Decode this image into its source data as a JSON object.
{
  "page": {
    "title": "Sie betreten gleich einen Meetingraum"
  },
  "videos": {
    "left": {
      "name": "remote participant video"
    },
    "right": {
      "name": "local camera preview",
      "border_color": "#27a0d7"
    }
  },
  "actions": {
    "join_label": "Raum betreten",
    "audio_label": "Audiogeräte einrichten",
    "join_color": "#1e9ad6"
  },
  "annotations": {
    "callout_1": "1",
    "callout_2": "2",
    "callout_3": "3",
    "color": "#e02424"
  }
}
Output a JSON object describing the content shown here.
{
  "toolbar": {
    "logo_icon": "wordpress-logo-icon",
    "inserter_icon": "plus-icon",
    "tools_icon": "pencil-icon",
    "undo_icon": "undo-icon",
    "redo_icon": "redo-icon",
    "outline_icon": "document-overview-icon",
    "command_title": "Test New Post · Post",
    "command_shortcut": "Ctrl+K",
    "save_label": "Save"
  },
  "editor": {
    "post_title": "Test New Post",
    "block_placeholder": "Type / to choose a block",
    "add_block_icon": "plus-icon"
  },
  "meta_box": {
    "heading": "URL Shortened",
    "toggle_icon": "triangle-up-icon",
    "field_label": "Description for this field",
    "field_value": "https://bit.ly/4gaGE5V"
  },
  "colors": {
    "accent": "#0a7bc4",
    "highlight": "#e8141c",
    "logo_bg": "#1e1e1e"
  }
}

────────────────

Copy the records above exactly.

Decode this image into its source data as a JSON object.
{
  "page": {
    "title": "Sie betreten gleich einen Meetingraum"
  },
  "videos": {
    "left": {
      "name": "remote participant video"
    },
    "right": {
      "name": "local camera preview",
      "border_color": "#27a0d7"
    }
  },
  "actions": {
    "join_label": "Raum betreten",
    "audio_label": "Audiogeräte einrichten",
    "join_color": "#1e9ad6"
  },
  "annotations": {
    "callout_1": "1",
    "callout_2": "2",
    "callout_3": "3",
    "color": "#e02424"
  }
}
Output a JSON object describing the content shown here.
{
  "toolbar": {
    "logo_icon": "wordpress-logo-icon",
    "inserter_icon": "plus-icon",
    "tools_icon": "pencil-icon",
    "undo_icon": "undo-icon",
    "redo_icon": "redo-icon",
    "outline_icon": "document-overview-icon",
    "command_title": "Test New Post · Post",
    "command_shortcut": "Ctrl+K",
    "save_label": "Save"
  },
  "editor": {
    "post_title": "Test New Post",
    "block_placeholder": "Type / to choose a block",
    "add_block_icon": "plus-icon"
  },
  "meta_box": {
    "heading": "URL Shortened",
    "toggle_icon": "triangle-up-icon",
    "field_label": "Description for this field",
    "field_value": "https://bit.ly/4gaGE5V"
  },
  "colors": {
    "accent": "#0a7bc4",
    "highlight": "#e8141c",
    "logo_bg": "#1e1e1e"
  }
}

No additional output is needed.